--- Exercise requirements ---
Find each line holding "Validity" and copy it out.

--- Material for this task ---
================
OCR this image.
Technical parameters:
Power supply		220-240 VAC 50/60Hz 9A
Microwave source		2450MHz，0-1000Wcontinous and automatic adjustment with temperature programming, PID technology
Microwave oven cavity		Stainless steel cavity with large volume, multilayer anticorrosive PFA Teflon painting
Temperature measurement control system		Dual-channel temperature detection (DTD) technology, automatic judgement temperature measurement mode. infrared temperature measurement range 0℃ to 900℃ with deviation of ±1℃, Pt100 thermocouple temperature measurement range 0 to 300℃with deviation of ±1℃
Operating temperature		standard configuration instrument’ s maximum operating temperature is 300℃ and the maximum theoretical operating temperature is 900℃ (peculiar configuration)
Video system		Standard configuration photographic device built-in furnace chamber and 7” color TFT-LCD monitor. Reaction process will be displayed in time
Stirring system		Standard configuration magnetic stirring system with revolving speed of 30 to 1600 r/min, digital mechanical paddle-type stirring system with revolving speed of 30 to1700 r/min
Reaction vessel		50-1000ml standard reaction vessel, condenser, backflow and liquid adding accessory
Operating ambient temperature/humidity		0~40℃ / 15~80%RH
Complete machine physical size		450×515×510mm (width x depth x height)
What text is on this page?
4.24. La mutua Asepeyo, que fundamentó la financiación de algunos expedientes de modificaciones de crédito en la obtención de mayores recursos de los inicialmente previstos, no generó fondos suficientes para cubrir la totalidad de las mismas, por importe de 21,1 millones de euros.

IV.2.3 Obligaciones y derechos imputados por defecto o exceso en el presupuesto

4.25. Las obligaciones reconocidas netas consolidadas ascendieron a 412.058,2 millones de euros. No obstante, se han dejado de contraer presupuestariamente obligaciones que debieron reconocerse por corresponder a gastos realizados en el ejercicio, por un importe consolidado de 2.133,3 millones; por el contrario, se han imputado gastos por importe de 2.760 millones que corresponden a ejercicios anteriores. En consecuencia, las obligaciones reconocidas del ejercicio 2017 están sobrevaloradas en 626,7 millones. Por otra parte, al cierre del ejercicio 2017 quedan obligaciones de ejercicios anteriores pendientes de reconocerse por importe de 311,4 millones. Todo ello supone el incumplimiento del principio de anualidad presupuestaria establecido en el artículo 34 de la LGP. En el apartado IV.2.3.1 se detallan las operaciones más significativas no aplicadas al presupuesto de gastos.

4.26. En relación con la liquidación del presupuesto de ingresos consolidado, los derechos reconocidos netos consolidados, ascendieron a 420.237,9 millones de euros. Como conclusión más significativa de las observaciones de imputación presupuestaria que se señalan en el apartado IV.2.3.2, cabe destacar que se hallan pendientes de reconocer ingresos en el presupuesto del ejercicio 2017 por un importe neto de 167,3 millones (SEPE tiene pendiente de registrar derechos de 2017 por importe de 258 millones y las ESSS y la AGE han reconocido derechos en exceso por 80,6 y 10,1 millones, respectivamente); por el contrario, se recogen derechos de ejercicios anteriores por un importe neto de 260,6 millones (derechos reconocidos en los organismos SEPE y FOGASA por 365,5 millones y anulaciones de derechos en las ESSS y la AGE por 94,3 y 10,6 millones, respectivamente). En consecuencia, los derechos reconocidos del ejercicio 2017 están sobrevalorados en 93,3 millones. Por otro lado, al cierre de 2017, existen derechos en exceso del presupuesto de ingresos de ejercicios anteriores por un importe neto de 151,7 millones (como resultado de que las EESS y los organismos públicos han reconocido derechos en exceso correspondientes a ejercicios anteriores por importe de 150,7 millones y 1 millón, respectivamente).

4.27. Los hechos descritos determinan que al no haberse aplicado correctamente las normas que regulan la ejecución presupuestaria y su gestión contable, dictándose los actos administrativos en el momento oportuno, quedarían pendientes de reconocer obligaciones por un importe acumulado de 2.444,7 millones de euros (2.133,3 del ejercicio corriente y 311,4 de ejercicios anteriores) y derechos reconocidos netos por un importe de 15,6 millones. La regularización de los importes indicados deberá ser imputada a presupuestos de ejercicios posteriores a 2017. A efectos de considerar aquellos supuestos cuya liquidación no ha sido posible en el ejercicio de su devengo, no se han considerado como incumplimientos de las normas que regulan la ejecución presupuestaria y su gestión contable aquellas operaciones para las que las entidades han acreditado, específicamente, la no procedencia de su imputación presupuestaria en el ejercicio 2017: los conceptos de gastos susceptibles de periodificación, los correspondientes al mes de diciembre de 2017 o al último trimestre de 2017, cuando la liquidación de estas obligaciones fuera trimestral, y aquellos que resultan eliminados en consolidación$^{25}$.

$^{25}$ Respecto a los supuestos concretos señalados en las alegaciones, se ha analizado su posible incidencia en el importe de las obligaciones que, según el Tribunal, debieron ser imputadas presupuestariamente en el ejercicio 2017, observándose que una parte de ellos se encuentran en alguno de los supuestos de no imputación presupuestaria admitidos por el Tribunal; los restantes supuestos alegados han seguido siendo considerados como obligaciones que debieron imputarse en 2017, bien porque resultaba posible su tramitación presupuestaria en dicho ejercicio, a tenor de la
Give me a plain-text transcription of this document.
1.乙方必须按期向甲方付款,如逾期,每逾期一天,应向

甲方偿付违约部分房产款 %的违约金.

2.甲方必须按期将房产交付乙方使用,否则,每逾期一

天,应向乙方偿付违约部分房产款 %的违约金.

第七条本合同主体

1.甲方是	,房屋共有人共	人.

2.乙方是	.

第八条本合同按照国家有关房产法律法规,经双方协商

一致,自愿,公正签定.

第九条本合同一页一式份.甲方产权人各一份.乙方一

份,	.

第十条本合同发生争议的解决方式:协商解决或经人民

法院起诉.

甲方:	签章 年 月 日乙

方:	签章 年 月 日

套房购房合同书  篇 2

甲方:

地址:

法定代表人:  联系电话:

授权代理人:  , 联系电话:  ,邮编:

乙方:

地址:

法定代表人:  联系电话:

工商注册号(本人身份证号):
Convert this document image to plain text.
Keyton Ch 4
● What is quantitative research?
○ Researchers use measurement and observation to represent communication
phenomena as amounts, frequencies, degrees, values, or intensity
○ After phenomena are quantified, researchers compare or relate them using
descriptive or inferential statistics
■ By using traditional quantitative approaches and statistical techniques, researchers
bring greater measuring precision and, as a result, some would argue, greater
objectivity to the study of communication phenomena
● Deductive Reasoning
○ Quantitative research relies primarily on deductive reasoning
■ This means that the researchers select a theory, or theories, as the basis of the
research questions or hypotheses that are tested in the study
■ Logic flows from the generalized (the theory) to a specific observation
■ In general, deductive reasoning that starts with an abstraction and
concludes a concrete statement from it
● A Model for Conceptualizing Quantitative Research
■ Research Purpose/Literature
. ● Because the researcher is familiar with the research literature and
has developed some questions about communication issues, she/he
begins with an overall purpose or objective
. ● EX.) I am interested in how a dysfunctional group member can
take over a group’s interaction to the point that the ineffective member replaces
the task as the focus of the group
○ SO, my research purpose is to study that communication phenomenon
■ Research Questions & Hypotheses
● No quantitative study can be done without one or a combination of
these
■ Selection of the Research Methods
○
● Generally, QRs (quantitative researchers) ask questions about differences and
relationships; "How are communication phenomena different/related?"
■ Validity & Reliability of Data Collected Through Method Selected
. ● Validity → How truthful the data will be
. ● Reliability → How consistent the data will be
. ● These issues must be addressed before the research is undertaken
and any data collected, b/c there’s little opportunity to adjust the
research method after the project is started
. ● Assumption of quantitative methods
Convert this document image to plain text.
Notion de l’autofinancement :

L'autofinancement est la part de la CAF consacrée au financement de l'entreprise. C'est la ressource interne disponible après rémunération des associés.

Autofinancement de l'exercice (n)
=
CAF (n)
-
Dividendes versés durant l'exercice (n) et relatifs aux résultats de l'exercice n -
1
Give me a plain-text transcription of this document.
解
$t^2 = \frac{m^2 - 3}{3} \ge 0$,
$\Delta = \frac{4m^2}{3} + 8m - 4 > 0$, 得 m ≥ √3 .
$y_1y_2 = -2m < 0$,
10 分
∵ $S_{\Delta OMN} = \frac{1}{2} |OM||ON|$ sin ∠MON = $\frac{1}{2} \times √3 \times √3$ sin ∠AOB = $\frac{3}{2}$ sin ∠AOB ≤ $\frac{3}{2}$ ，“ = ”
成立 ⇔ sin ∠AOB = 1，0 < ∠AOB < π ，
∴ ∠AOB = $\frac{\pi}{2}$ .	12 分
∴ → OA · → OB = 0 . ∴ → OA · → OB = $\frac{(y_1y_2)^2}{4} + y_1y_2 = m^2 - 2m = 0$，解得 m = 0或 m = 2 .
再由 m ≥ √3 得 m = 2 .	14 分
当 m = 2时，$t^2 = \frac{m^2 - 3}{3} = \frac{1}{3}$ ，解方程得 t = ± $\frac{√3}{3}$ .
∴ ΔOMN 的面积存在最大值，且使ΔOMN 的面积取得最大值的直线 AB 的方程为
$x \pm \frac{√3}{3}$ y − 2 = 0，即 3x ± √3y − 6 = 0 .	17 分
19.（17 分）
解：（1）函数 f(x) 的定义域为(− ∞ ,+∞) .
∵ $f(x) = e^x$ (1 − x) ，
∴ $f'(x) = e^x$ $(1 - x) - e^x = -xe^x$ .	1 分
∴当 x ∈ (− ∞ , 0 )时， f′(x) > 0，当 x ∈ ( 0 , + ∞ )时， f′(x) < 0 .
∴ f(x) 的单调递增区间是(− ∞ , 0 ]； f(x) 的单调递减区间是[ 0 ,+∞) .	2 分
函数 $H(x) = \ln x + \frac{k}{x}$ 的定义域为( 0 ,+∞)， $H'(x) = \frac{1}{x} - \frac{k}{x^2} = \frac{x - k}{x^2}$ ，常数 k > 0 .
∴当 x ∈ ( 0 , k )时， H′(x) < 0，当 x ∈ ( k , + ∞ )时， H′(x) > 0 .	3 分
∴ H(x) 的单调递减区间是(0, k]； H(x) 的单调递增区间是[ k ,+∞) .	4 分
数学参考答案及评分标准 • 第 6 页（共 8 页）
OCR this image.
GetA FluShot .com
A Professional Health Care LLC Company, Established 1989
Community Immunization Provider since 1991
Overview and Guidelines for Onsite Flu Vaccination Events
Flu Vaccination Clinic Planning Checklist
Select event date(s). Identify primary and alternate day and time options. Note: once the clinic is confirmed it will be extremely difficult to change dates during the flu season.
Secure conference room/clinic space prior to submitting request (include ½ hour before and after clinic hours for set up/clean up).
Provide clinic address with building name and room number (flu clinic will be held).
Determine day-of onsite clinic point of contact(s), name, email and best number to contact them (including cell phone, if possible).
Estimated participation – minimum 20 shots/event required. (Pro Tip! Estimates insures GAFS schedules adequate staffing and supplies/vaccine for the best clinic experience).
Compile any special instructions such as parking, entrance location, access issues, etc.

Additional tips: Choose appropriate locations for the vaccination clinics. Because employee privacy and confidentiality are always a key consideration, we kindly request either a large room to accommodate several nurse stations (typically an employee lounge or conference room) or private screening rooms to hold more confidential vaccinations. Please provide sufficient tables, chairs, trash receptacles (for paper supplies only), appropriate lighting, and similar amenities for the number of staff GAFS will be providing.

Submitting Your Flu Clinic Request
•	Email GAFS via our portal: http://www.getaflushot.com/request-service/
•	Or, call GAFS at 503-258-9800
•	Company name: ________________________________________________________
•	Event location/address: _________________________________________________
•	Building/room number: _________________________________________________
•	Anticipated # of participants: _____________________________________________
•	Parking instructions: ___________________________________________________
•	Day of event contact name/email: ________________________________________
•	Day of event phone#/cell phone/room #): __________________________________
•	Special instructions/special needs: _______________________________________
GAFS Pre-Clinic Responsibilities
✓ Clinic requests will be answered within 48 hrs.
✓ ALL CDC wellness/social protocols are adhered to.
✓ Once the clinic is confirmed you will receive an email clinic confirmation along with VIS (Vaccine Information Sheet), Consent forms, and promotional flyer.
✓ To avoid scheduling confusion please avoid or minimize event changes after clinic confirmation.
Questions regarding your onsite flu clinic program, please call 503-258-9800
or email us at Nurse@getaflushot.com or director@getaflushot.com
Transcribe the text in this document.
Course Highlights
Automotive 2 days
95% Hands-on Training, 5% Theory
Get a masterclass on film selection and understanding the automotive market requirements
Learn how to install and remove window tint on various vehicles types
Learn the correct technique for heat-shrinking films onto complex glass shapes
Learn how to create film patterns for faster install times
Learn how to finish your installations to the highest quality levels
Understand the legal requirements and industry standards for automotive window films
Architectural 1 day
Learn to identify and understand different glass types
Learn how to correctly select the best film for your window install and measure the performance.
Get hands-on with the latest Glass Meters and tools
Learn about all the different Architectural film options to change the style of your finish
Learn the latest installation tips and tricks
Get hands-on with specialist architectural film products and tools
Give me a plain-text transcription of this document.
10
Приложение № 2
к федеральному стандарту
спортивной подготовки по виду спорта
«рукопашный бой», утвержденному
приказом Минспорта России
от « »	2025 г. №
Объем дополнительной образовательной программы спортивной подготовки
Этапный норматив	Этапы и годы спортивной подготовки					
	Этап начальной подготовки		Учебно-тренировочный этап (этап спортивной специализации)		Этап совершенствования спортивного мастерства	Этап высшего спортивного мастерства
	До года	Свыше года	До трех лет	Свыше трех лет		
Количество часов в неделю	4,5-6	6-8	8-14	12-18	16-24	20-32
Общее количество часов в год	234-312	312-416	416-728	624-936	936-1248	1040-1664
================
--- Final result ---
■ Validity & Reliability of Data Collected Through Method Selected
. ● Validity → How truthful the data will be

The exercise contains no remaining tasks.